Requirements:
Gather up the lines that contain "MJoules".

## Begin Material for this exercise

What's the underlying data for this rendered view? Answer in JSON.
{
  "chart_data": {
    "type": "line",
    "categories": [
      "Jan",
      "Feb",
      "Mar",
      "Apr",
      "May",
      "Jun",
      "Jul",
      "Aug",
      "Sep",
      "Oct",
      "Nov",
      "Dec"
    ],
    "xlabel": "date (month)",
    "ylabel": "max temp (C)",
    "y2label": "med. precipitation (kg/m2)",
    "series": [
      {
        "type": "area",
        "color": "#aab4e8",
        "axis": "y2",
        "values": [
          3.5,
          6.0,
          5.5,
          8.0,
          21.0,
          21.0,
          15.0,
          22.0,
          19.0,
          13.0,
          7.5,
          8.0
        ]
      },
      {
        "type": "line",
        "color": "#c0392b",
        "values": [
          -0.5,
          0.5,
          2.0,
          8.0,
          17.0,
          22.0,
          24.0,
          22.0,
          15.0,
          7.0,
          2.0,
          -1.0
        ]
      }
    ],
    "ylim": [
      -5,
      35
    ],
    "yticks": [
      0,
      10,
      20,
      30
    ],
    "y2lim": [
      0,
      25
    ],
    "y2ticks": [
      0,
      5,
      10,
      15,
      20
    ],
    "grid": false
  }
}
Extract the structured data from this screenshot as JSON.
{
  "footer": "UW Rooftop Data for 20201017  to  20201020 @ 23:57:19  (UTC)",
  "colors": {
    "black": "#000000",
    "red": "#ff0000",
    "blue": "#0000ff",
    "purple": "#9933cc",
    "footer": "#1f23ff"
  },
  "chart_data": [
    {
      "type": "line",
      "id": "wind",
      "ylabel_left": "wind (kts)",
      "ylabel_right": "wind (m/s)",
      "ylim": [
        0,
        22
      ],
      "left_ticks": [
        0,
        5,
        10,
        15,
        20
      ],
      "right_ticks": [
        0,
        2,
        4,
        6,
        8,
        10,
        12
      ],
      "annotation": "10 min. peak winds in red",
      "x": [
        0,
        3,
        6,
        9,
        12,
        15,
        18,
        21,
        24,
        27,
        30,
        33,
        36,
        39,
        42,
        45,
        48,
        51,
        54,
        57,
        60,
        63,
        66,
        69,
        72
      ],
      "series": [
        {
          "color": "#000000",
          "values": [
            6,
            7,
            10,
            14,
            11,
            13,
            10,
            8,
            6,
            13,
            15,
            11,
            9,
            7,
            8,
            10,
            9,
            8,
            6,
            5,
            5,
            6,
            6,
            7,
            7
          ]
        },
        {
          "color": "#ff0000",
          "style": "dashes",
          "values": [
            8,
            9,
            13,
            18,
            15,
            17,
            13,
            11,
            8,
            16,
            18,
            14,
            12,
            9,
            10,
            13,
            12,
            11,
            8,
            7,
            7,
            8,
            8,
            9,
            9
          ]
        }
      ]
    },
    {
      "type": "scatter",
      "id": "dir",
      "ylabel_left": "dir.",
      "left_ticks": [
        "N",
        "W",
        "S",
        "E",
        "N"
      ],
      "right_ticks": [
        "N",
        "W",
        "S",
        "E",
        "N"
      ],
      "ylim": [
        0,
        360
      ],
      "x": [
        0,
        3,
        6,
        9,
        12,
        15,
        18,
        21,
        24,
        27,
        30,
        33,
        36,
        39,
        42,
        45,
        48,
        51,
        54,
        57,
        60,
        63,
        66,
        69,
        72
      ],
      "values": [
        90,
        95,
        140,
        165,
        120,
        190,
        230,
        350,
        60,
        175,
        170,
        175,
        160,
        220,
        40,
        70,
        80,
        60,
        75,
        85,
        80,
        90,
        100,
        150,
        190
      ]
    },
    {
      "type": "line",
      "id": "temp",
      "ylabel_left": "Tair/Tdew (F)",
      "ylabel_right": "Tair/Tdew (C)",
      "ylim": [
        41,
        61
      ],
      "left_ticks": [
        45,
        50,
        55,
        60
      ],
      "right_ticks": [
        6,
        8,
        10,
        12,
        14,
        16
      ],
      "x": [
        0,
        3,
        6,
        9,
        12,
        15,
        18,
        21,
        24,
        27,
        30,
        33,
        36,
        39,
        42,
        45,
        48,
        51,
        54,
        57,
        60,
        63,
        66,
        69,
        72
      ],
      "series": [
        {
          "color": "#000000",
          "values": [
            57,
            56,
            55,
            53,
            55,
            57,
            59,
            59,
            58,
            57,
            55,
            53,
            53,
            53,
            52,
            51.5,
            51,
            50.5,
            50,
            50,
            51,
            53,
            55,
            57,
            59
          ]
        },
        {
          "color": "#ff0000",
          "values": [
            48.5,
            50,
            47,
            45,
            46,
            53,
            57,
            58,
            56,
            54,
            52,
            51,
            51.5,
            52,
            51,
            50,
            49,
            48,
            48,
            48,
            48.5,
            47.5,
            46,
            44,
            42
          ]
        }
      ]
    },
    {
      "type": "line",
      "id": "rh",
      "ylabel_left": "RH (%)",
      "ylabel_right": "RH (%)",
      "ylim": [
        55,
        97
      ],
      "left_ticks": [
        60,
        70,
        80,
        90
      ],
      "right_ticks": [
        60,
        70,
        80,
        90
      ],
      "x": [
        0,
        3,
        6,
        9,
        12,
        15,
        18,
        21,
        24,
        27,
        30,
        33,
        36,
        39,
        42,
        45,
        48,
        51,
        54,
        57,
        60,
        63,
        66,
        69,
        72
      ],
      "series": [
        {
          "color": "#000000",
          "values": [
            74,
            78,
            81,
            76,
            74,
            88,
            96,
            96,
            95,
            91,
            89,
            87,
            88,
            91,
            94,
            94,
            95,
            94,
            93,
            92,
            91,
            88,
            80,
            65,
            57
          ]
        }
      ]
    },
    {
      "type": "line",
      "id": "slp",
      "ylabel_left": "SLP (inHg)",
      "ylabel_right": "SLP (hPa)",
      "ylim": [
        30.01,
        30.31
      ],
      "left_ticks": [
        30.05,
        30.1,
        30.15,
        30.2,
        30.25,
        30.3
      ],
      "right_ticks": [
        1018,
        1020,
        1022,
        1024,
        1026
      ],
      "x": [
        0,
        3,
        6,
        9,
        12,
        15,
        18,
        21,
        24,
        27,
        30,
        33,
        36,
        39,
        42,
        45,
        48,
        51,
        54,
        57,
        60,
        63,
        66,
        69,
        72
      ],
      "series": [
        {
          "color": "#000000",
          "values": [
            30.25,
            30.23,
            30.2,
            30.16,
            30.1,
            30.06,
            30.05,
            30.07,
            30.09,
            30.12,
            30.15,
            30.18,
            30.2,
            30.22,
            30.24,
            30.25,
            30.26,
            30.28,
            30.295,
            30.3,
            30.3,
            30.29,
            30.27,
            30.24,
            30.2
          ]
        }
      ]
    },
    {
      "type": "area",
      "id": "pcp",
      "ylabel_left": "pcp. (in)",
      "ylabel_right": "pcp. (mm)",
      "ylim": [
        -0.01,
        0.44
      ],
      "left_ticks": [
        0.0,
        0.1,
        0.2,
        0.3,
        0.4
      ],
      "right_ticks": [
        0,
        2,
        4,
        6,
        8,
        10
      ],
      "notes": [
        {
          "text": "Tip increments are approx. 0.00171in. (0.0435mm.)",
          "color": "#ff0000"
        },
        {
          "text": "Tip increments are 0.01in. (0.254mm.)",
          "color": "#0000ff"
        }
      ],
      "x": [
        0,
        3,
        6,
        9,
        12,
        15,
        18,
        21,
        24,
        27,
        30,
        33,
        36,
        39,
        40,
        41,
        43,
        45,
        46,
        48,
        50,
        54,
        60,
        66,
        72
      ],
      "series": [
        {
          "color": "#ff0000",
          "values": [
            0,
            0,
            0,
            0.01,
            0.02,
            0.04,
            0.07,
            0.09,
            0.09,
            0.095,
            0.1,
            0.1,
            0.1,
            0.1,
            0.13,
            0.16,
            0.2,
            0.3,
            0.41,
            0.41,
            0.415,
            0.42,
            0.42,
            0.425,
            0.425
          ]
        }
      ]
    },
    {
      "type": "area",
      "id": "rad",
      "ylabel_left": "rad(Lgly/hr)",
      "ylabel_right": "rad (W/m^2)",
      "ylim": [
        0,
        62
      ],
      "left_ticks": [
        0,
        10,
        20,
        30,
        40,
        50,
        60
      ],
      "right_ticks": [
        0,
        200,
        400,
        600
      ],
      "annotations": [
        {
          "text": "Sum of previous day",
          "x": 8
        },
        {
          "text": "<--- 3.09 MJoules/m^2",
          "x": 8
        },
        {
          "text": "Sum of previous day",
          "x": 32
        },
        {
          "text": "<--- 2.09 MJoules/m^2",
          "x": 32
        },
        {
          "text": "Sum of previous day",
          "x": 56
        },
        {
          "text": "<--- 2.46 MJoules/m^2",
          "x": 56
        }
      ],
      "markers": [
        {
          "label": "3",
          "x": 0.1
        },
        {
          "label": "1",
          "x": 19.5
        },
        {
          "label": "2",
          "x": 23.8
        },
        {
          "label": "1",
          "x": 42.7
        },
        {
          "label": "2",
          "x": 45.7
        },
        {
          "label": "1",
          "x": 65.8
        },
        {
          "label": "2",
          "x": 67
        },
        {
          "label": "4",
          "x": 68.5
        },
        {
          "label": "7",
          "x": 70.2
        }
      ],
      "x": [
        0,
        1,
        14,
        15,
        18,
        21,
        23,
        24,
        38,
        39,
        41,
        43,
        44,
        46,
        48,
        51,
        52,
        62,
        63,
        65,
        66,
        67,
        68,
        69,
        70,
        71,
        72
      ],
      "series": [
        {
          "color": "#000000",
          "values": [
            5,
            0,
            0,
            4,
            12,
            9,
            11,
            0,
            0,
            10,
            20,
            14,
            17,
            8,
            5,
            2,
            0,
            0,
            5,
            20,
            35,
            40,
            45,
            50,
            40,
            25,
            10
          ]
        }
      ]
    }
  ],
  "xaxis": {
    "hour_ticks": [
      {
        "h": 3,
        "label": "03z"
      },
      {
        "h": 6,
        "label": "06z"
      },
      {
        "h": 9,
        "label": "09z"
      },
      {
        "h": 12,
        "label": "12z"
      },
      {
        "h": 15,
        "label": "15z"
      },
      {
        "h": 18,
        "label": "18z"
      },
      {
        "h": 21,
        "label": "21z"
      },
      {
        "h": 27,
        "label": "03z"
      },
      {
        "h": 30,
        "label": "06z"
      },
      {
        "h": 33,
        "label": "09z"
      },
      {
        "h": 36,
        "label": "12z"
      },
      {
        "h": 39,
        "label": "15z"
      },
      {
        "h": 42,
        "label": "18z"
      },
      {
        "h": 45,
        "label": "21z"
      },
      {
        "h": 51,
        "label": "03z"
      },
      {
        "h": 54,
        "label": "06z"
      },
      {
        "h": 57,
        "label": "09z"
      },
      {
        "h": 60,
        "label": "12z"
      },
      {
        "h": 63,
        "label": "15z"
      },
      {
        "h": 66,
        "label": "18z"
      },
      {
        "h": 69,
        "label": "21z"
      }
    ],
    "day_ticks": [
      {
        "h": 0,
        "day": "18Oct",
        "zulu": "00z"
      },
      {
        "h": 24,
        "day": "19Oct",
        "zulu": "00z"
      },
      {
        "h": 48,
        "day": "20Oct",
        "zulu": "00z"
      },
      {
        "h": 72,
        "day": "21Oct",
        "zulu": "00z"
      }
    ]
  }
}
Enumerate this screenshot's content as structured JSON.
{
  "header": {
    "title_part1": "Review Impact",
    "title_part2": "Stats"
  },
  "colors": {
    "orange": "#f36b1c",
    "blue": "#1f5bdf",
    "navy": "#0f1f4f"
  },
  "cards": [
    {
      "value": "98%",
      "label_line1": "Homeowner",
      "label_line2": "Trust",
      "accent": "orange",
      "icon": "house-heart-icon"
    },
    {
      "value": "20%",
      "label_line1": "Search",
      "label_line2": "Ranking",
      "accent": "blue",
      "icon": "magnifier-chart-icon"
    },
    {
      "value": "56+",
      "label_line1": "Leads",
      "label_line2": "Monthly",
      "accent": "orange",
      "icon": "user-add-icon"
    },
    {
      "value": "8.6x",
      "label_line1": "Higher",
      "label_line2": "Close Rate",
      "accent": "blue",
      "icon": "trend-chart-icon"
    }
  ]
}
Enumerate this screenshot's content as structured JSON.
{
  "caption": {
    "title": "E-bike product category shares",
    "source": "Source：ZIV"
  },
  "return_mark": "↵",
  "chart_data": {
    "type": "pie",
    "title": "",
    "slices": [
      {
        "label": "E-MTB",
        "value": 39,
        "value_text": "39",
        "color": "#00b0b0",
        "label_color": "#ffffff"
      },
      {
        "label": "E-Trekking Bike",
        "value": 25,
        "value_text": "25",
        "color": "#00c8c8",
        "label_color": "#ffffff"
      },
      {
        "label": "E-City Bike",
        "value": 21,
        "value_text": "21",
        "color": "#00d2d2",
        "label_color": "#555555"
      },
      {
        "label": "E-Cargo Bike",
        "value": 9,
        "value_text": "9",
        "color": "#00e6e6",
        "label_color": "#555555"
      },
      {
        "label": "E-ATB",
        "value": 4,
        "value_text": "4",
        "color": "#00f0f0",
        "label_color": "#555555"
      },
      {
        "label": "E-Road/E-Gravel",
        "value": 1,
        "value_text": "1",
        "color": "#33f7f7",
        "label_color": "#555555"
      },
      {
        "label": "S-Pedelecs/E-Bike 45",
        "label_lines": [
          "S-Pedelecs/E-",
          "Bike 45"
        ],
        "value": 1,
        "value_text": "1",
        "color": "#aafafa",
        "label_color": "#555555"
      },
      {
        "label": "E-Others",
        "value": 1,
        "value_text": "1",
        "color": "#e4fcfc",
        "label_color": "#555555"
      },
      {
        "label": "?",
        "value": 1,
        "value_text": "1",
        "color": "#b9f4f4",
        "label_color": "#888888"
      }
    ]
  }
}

## End Material for this exercise

Answer for the task:
          "text": "<--- 3.09 MJoules/m^2",
          "text": "<--- 2.09 MJoules/m^2",
          "text": "<--- 2.46 MJoules/m^2",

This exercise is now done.